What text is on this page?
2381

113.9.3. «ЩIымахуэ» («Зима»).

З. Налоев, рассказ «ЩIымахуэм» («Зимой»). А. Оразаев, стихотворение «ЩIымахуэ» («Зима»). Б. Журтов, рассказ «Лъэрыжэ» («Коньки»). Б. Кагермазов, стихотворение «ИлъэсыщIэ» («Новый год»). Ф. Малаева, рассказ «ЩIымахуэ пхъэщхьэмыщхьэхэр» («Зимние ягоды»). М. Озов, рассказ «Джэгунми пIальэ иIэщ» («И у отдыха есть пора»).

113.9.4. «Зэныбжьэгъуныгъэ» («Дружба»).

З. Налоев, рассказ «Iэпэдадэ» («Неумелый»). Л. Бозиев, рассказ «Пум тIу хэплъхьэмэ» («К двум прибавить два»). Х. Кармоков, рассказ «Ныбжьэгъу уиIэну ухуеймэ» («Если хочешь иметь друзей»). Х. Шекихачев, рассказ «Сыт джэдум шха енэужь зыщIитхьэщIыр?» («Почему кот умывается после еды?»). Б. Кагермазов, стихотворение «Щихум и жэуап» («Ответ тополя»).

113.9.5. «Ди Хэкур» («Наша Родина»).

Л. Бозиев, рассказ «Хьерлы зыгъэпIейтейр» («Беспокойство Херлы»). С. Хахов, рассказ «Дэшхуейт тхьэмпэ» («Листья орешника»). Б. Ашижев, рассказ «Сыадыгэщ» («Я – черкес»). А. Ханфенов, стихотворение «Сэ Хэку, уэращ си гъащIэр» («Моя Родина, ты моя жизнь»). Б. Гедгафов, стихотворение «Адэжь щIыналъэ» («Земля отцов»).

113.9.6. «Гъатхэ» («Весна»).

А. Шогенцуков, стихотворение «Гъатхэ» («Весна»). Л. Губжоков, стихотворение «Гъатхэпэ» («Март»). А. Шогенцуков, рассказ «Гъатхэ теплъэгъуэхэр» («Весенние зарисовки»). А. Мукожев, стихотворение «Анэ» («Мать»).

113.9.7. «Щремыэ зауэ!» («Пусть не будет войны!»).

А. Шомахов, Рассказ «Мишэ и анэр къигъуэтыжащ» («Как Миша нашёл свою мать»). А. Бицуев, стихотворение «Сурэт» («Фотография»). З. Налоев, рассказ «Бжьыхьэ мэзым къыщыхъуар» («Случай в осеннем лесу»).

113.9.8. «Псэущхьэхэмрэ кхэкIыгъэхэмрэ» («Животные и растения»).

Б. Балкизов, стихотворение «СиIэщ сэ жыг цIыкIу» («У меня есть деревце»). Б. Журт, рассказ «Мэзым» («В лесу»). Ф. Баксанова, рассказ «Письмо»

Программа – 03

____________

**Aim of the exercise**.
Retype the whole listing above exactly.

**Output of the task**.
What text is on this page?
2381

113.9.3. «ЩIымахуэ» («Зима»).

З. Налоев, рассказ «ЩIымахуэм» («Зимой»). А. Оразаев, стихотворение «ЩIымахуэ» («Зима»). Б. Журтов, рассказ «Лъэрыжэ» («Коньки»). Б. Кагермазов, стихотворение «ИлъэсыщIэ» («Новый год»). Ф. Малаева, рассказ «ЩIымахуэ пхъэщхьэмыщхьэхэр» («Зимние ягоды»). М. Озов, рассказ «Джэгунми пIальэ иIэщ» («И у отдыха есть пора»).

113.9.4. «Зэныбжьэгъуныгъэ» («Дружба»).

З. Налоев, рассказ «Iэпэдадэ» («Неумелый»). Л. Бозиев, рассказ «Пум тIу хэплъхьэмэ» («К двум прибавить два»). Х. Кармоков, рассказ «Ныбжьэгъу уиIэну ухуеймэ» («Если хочешь иметь друзей»). Х. Шекихачев, рассказ «Сыт джэдум шха енэужь зыщIитхьэщIыр?» («Почему кот умывается после еды?»). Б. Кагермазов, стихотворение «Щихум и жэуап» («Ответ тополя»).

113.9.5. «Ди Хэкур» («Наша Родина»).

Л. Бозиев, рассказ «Хьерлы зыгъэпIейтейр» («Беспокойство Херлы»). С. Хахов, рассказ «Дэшхуейт тхьэмпэ» («Листья орешника»). Б. Ашижев, рассказ «Сыадыгэщ» («Я – черкес»). А. Ханфенов, стихотворение «Сэ Хэку, уэращ си гъащIэр» («Моя Родина, ты моя жизнь»). Б. Гедгафов, стихотворение «Адэжь щIыналъэ» («Земля отцов»).

113.9.6. «Гъатхэ» («Весна»).

А. Шогенцуков, стихотворение «Гъатхэ» («Весна»). Л. Губжоков, стихотворение «Гъатхэпэ» («Март»). А. Шогенцуков, рассказ «Гъатхэ теплъэгъуэхэр» («Весенние зарисовки»). А. Мукожев, стихотворение «Анэ» («Мать»).

113.9.7. «Щремыэ зауэ!» («Пусть не будет войны!»).

А. Шомахов, Рассказ «Мишэ и анэр къигъуэтыжащ» («Как Миша нашёл свою мать»). А. Бицуев, стихотворение «Сурэт» («Фотография»). З. Налоев, рассказ «Бжьыхьэ мэзым къыщыхъуар» («Случай в осеннем лесу»).

113.9.8. «Псэущхьэхэмрэ кхэкIыгъэхэмрэ» («Животные и растения»).

Б. Балкизов, стихотворение «СиIэщ сэ жыг цIыкIу» («У меня есть деревце»). Б. Журт, рассказ «Мэзым» («В лесу»). Ф. Баксанова, рассказ «Письмо»

Программа – 03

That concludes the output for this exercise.